++++ TEXT PROVIDED

- Duration: March - June 2012
- TV partner(s): Sports5 IBC

Finals
- Champions: NLEX Road Warriors
- Runners-up: Big Chill Super Chargers

PBA D-League Foundation Cup chronology
- < 2011 2013 >

= 2012 PBA D-League Foundation Cup =

The 2012 PBA D-League Foundation Cup is the second conference of the 2011-12 PBA D-League season. It is composed of 10 teams including the debut of Erase Plantcenta Erasers and Cagayan Rising Suns and the readmission of Junior Powerade Tigers as Freego Jeans Makers. The PC Gilmore Wizards, Cobra Energy Drink Iron Men and Dub Unlimited Wheelers are disbanded.

++++++++

→ GOAL
Please reproduce everything in the 2012 PBA D-League Foundation Cup text from "- Duration: March" down to "Wheelers are disbanded.". You won't need the records.

++++ DATASET CONTENT

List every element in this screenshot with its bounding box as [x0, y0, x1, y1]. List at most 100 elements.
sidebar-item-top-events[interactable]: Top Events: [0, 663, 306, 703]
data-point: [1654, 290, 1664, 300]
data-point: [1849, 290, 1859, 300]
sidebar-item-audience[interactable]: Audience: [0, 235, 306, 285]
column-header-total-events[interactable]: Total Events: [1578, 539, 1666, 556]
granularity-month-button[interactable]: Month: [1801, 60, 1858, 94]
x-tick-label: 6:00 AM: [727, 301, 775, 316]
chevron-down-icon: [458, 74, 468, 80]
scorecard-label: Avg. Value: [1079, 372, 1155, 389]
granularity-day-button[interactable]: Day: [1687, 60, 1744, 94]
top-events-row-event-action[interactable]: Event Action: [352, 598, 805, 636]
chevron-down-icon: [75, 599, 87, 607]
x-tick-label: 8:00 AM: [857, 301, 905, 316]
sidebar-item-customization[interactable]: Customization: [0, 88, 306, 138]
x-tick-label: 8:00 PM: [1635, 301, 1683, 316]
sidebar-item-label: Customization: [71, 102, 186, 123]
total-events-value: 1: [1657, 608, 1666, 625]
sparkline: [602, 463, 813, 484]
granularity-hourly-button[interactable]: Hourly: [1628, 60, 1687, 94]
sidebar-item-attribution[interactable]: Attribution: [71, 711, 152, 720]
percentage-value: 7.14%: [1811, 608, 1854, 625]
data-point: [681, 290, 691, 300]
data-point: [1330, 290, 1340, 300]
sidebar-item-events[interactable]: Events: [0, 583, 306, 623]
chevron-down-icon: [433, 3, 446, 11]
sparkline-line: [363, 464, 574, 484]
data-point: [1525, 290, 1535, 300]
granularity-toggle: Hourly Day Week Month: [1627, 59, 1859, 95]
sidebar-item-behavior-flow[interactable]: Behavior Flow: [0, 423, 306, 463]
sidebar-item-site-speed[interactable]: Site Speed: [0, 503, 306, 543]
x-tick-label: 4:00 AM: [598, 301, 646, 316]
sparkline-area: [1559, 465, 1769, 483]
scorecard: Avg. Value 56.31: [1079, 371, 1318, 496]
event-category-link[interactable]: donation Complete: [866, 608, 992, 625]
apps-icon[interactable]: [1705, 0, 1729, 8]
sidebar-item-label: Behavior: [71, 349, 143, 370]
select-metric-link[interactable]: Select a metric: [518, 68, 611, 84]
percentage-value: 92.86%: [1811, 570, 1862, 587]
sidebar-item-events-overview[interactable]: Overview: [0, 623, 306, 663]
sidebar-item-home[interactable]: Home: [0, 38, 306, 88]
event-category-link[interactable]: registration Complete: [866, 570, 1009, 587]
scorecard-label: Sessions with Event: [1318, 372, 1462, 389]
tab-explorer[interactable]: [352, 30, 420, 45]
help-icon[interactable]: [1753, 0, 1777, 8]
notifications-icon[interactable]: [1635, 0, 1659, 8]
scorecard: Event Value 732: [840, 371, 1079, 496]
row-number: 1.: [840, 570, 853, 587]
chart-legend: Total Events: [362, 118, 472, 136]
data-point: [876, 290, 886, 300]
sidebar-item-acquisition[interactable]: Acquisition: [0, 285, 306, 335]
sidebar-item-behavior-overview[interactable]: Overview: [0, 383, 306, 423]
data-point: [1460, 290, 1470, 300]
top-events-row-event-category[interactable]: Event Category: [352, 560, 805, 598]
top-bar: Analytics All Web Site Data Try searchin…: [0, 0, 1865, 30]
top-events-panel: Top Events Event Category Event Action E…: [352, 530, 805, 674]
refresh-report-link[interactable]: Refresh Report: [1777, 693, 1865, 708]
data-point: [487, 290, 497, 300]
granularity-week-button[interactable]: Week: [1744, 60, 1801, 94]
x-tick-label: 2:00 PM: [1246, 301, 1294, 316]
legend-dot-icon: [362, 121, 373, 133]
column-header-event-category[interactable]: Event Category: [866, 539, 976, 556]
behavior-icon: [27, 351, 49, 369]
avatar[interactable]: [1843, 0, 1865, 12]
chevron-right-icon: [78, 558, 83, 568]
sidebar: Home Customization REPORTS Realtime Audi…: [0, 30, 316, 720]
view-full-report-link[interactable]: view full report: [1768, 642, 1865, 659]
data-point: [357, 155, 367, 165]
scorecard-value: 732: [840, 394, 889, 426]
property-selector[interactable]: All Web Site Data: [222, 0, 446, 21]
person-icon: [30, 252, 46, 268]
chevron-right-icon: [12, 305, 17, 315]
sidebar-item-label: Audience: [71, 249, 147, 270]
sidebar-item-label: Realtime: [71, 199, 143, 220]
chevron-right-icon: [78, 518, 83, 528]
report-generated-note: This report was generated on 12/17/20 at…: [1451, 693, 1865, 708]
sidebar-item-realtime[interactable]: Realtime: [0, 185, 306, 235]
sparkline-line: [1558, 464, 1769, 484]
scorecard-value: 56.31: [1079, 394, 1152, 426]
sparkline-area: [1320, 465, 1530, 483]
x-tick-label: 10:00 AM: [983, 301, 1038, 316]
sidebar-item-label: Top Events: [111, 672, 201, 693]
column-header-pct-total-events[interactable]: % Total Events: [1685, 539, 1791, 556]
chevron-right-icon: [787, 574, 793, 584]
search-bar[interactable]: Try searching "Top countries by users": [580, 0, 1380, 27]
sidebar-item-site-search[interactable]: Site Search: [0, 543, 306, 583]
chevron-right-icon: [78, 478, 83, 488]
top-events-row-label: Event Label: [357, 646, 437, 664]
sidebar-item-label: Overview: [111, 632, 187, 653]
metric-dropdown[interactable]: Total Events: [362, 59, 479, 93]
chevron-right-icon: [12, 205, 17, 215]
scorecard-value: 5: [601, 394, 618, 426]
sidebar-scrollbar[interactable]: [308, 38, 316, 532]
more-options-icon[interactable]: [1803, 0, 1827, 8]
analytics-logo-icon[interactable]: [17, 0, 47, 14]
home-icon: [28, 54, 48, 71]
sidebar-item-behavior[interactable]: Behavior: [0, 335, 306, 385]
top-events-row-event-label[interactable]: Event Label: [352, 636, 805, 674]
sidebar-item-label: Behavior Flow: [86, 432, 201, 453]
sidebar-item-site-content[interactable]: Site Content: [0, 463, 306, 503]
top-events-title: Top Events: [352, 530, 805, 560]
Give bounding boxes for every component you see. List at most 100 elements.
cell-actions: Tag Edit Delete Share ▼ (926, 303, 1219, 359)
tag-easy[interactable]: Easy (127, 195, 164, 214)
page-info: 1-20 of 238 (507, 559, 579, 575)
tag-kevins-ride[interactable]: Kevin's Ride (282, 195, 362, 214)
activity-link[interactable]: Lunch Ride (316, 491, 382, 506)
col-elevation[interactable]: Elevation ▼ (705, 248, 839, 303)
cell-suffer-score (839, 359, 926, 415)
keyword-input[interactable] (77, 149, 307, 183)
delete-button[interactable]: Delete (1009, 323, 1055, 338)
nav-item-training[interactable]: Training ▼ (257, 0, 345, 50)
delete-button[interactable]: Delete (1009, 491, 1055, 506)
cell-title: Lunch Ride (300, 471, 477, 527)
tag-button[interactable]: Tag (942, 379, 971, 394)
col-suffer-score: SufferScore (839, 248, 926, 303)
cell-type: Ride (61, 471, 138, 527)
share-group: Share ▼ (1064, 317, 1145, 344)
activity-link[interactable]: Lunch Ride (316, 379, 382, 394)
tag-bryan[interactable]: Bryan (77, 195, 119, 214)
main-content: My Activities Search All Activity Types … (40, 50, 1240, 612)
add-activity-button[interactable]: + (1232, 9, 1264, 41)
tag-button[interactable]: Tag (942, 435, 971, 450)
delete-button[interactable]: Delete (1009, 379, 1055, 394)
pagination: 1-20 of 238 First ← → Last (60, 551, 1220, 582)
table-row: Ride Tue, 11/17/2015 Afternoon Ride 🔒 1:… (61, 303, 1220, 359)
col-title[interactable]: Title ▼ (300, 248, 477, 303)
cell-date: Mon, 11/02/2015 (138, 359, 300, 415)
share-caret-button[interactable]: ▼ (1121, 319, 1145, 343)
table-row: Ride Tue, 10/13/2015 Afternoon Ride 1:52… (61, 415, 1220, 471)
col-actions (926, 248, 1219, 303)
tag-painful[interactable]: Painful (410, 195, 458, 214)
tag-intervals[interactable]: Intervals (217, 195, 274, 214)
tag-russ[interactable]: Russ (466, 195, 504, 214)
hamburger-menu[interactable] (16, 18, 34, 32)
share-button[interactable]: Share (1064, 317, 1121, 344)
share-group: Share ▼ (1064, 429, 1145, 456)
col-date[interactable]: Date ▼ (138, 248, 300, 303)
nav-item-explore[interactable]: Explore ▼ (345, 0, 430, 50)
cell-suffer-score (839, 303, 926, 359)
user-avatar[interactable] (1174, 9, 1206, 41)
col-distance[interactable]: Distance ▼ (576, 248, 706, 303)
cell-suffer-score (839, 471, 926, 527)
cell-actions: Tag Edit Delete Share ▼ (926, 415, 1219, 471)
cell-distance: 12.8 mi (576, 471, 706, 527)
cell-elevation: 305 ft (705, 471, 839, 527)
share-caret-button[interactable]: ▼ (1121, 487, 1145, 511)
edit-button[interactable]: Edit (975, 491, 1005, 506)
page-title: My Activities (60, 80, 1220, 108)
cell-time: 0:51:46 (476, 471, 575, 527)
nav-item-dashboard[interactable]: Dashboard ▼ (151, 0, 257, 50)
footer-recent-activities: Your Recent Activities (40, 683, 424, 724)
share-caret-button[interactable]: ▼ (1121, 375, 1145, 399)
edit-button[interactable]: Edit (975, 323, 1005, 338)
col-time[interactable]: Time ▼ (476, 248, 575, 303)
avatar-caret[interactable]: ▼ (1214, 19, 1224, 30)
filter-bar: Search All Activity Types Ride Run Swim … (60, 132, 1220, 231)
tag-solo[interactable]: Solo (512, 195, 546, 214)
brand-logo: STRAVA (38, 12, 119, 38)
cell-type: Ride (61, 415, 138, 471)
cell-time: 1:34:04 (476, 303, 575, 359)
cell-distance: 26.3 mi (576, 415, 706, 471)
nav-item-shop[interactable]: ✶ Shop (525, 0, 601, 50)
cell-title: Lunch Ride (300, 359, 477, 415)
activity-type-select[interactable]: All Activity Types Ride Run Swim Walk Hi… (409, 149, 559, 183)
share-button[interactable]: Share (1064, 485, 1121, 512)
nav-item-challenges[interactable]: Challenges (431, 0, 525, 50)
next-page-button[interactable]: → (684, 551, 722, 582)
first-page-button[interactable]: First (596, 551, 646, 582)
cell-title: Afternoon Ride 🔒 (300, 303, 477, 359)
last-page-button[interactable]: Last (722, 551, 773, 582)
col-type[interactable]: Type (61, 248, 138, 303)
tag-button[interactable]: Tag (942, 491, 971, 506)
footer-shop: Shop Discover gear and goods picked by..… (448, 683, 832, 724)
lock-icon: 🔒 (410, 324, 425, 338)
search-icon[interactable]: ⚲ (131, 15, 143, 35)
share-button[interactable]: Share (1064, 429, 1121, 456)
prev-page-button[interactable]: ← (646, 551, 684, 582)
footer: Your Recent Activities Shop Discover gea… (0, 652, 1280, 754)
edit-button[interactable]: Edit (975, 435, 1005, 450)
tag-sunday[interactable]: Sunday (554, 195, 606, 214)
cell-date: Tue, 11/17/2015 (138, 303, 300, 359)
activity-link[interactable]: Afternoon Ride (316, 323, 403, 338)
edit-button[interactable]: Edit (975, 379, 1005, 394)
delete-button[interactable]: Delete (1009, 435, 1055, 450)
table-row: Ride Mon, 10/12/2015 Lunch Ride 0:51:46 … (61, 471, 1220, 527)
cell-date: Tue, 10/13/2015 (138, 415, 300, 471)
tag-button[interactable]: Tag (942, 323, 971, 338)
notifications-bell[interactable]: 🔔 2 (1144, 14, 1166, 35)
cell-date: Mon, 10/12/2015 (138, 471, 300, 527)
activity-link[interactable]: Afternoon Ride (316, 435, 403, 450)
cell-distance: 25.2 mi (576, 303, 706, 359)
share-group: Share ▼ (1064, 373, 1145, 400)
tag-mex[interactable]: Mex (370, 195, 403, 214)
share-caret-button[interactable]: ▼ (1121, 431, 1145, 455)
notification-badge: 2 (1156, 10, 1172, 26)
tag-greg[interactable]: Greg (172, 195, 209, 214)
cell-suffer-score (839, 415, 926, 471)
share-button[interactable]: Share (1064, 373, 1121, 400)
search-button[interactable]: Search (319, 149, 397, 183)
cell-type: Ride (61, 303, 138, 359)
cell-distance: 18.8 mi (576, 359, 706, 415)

++++++++

→ EXPECTED OUTPUT
- Duration: March - June 2012
- TV partner(s): Sports5 IBC

Finals
- Champions: NLEX Road Warriors
- Runners-up: Big Chill Super Chargers

PBA D-League Foundation Cup chronology
- < 2011 2013 >

= 2012 PBA D-League Foundation Cup =

The 2012 PBA D-League Foundation Cup is the second conference of the 2011-12 PBA D-League season. It is composed of 10 teams including the debut of Erase Plantcenta Erasers and Cagayan Rising Suns and the readmission of Junior Powerade Tigers as Freego Jeans Makers. The PC Gilmore Wizards, Cobra Energy Drink Iron Men and Dub Unlimited Wheelers are disbanded.